## [Requirement]
How many lines in the records below hold the string "right"? Please answer with the number and nothing more.

## [Input data]
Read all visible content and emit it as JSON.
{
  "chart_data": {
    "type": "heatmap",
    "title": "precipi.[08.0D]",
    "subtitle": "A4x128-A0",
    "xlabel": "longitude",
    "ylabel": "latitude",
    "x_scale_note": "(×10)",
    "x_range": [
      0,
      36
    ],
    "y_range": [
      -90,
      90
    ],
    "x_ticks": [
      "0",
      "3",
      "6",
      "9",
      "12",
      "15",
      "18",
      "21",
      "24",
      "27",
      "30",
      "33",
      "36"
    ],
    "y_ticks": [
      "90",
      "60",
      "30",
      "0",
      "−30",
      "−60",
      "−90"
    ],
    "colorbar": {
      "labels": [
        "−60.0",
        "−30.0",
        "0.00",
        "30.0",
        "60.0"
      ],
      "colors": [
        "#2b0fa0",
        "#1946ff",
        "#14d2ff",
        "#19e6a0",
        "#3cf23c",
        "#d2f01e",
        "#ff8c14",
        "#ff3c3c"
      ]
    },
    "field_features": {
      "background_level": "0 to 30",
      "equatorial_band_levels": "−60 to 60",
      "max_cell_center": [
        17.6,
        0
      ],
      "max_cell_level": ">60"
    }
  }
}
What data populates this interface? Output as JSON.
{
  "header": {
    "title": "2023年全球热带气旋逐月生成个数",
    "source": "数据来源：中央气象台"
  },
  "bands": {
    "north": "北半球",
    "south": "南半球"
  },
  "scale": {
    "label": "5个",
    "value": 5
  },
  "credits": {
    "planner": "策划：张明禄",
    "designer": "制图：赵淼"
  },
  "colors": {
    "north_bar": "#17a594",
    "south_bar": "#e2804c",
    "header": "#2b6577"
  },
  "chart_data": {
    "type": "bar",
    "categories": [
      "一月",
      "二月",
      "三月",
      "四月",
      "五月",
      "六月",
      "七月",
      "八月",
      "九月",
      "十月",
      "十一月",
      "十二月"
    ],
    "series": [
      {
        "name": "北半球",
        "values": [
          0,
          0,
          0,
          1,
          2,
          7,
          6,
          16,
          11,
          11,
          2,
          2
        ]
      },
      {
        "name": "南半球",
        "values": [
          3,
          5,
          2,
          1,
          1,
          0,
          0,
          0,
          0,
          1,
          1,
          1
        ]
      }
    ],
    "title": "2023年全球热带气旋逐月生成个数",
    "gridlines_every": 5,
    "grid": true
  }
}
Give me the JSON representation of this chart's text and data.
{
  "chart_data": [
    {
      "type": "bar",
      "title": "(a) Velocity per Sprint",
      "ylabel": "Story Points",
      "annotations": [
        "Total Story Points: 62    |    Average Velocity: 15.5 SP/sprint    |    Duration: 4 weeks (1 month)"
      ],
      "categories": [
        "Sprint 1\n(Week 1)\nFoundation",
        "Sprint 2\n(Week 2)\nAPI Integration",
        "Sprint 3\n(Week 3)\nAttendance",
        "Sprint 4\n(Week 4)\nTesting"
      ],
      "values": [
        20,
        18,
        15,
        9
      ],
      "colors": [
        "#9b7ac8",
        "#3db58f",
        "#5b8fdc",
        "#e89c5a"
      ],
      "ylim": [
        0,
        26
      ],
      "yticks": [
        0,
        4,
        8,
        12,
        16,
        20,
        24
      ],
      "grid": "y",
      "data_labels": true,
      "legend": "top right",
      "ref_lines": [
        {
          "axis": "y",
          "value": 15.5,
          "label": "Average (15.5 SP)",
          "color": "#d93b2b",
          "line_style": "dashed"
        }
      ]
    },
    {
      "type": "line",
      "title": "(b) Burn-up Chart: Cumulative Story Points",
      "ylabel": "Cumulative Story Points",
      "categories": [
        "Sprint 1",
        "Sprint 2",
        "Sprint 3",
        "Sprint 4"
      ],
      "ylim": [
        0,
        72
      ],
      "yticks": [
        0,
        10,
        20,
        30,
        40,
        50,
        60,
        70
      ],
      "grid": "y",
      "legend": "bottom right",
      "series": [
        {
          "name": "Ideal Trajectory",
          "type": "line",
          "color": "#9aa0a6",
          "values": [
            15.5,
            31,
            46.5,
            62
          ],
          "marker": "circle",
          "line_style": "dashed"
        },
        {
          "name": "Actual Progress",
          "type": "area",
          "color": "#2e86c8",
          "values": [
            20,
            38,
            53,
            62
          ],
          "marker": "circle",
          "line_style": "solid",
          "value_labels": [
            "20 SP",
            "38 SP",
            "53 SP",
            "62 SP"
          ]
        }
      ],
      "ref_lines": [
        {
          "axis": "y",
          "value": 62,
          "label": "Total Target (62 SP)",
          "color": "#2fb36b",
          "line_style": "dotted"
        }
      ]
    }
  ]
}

## [Complete response]
2